--- begin RAW DATA ---
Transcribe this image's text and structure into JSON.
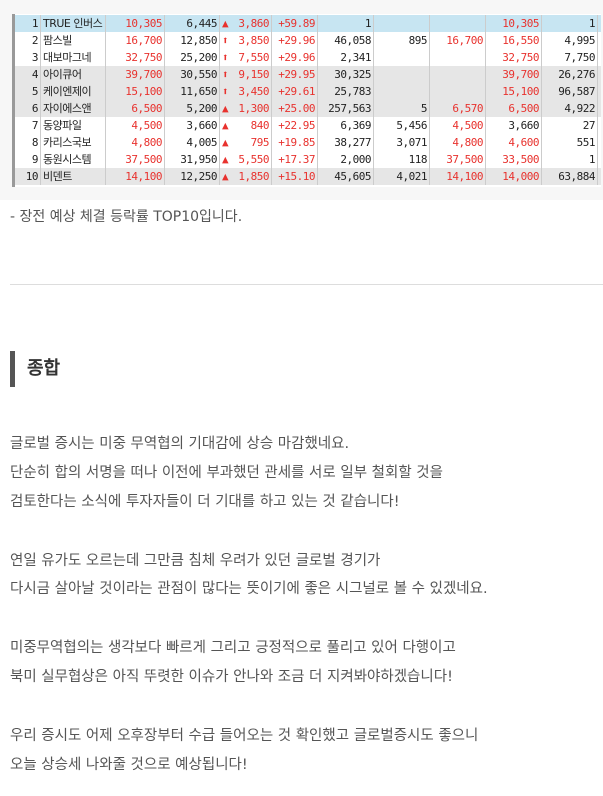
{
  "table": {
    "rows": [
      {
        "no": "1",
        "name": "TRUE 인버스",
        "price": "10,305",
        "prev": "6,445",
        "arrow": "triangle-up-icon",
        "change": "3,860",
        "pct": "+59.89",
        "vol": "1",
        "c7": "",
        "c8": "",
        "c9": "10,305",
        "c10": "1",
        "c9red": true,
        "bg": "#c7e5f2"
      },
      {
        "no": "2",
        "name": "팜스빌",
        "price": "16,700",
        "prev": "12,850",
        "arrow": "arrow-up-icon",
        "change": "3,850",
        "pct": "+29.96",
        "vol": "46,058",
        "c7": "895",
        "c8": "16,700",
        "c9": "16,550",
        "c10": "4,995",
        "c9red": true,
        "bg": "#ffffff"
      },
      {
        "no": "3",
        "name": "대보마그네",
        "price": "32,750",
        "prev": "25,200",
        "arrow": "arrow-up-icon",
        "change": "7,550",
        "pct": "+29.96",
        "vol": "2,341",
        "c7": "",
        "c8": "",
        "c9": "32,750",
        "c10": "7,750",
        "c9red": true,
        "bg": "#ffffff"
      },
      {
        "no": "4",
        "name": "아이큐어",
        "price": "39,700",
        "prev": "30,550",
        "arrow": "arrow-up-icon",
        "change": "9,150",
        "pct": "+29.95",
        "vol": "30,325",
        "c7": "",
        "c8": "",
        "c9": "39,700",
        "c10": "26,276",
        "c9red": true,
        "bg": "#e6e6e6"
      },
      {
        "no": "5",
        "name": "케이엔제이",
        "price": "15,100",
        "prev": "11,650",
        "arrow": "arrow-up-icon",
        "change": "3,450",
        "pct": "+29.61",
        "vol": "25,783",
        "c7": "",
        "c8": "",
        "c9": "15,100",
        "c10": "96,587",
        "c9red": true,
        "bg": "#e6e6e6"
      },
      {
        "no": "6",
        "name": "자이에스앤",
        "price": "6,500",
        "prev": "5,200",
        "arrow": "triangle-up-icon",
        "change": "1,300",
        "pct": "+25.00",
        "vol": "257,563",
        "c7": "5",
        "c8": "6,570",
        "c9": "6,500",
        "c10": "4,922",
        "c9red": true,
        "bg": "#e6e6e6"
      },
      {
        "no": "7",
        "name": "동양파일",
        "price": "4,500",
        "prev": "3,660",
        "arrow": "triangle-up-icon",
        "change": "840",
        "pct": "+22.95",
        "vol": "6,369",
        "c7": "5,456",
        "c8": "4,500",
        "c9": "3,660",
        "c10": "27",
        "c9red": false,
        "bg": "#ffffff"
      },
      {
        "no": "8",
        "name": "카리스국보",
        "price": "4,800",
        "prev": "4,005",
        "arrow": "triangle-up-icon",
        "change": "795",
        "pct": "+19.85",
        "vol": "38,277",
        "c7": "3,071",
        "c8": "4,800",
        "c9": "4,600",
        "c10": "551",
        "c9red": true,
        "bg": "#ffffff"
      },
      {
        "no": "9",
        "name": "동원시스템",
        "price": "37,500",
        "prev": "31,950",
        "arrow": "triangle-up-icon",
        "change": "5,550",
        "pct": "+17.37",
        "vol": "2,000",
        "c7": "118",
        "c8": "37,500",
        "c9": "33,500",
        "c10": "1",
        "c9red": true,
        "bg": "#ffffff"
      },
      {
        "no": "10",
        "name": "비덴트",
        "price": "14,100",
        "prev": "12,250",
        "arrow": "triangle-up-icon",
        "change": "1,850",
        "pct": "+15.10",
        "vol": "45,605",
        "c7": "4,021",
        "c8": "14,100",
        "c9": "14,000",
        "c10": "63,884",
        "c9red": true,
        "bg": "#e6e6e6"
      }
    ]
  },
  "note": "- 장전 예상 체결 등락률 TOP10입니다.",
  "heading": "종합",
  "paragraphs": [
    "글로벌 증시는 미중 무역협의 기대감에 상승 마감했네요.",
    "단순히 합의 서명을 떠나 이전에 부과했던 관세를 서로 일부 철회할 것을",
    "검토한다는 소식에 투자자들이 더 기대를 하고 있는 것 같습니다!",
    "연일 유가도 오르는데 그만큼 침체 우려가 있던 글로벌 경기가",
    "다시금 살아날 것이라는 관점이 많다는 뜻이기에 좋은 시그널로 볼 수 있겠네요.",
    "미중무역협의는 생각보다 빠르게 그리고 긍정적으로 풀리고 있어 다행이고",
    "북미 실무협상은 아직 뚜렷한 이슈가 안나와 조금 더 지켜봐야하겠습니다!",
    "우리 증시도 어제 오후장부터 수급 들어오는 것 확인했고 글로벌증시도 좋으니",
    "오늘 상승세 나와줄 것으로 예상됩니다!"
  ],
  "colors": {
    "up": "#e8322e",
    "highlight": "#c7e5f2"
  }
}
--- end RAW DATA ---
Copy the records exactly. Skip the pictures.

Transcribe this image's text and structure into JSON.
{
  "table": {
    "rows": [
      {
        "no": "1",
        "name": "TRUE 인버스",
        "price": "10,305",
        "prev": "6,445",
        "arrow": "triangle-up-icon",
        "change": "3,860",
        "pct": "+59.89",
        "vol": "1",
        "c7": "",
        "c8": "",
        "c9": "10,305",
        "c10": "1",
        "c9red": true,
        "bg": "#c7e5f2"
      },
      {
        "no": "2",
        "name": "팜스빌",
        "price": "16,700",
        "prev": "12,850",
        "arrow": "arrow-up-icon",
        "change": "3,850",
        "pct": "+29.96",
        "vol": "46,058",
        "c7": "895",
        "c8": "16,700",
        "c9": "16,550",
        "c10": "4,995",
        "c9red": true,
        "bg": "#ffffff"
      },
      {
        "no": "3",
        "name": "대보마그네",
        "price": "32,750",
        "prev": "25,200",
        "arrow": "arrow-up-icon",
        "change": "7,550",
        "pct": "+29.96",
        "vol": "2,341",
        "c7": "",
        "c8": "",
        "c9": "32,750",
        "c10": "7,750",
        "c9red": true,
        "bg": "#ffffff"
      },
      {
        "no": "4",
        "name": "아이큐어",
        "price": "39,700",
        "prev": "30,550",
        "arrow": "arrow-up-icon",
        "change": "9,150",
        "pct": "+29.95",
        "vol": "30,325",
        "c7": "",
        "c8": "",
        "c9": "39,700",
        "c10": "26,276",
        "c9red": true,
        "bg": "#e6e6e6"
      },
      {
        "no": "5",
        "name": "케이엔제이",
        "price": "15,100",
        "prev": "11,650",
        "arrow": "arrow-up-icon",
        "change": "3,450",
        "pct": "+29.61",
        "vol": "25,783",
        "c7": "",
        "c8": "",
        "c9": "15,100",
        "c10": "96,587",
        "c9red": true,
        "bg": "#e6e6e6"
      },
      {
        "no": "6",
        "name": "자이에스앤",
        "price": "6,500",
        "prev": "5,200",
        "arrow": "triangle-up-icon",
        "change": "1,300",
        "pct": "+25.00",
        "vol": "257,563",
        "c7": "5",
        "c8": "6,570",
        "c9": "6,500",
        "c10": "4,922",
        "c9red": true,
        "bg": "#e6e6e6"
      },
      {
        "no": "7",
        "name": "동양파일",
        "price": "4,500",
        "prev": "3,660",
        "arrow": "triangle-up-icon",
        "change": "840",
        "pct": "+22.95",
        "vol": "6,369",
        "c7": "5,456",
        "c8": "4,500",
        "c9": "3,660",
        "c10": "27",
        "c9red": false,
        "bg": "#ffffff"
      },
      {
        "no": "8",
        "name": "카리스국보",
        "price": "4,800",
        "prev": "4,005",
        "arrow": "triangle-up-icon",
        "change": "795",
        "pct": "+19.85",
        "vol": "38,277",
        "c7": "3,071",
        "c8": "4,800",
        "c9": "4,600",
        "c10": "551",
        "c9red": true,
        "bg": "#ffffff"
      },
      {
        "no": "9",
        "name": "동원시스템",
        "price": "37,500",
        "prev": "31,950",
        "arrow": "triangle-up-icon",
        "change": "5,550",
        "pct": "+17.37",
        "vol": "2,000",
        "c7": "118",
        "c8": "37,500",
        "c9": "33,500",
        "c10": "1",
        "c9red": true,
        "bg": "#ffffff"
      },
      {
        "no": "10",
        "name": "비덴트",
        "price": "14,100",
        "prev": "12,250",
        "arrow": "triangle-up-icon",
        "change": "1,850",
        "pct": "+15.10",
        "vol": "45,605",
        "c7": "4,021",
        "c8": "14,100",
        "c9": "14,000",
        "c10": "63,884",
        "c9red": true,
        "bg": "#e6e6e6"
      }
    ]
  },
  "note": "- 장전 예상 체결 등락률 TOP10입니다.",
  "heading": "종합",
  "paragraphs": [
    "글로벌 증시는 미중 무역협의 기대감에 상승 마감했네요.",
    "단순히 합의 서명을 떠나 이전에 부과했던 관세를 서로 일부 철회할 것을",
    "검토한다는 소식에 투자자들이 더 기대를 하고 있는 것 같습니다!",
    "연일 유가도 오르는데 그만큼 침체 우려가 있던 글로벌 경기가",
    "다시금 살아날 것이라는 관점이 많다는 뜻이기에 좋은 시그널로 볼 수 있겠네요.",
    "미중무역협의는 생각보다 빠르게 그리고 긍정적으로 풀리고 있어 다행이고",
    "북미 실무협상은 아직 뚜렷한 이슈가 안나와 조금 더 지켜봐야하겠습니다!",
    "우리 증시도 어제 오후장부터 수급 들어오는 것 확인했고 글로벌증시도 좋으니",
    "오늘 상승세 나와줄 것으로 예상됩니다!"
  ],
  "colors": {
    "up": "#e8322e",
    "highlight": "#c7e5f2"
  }
}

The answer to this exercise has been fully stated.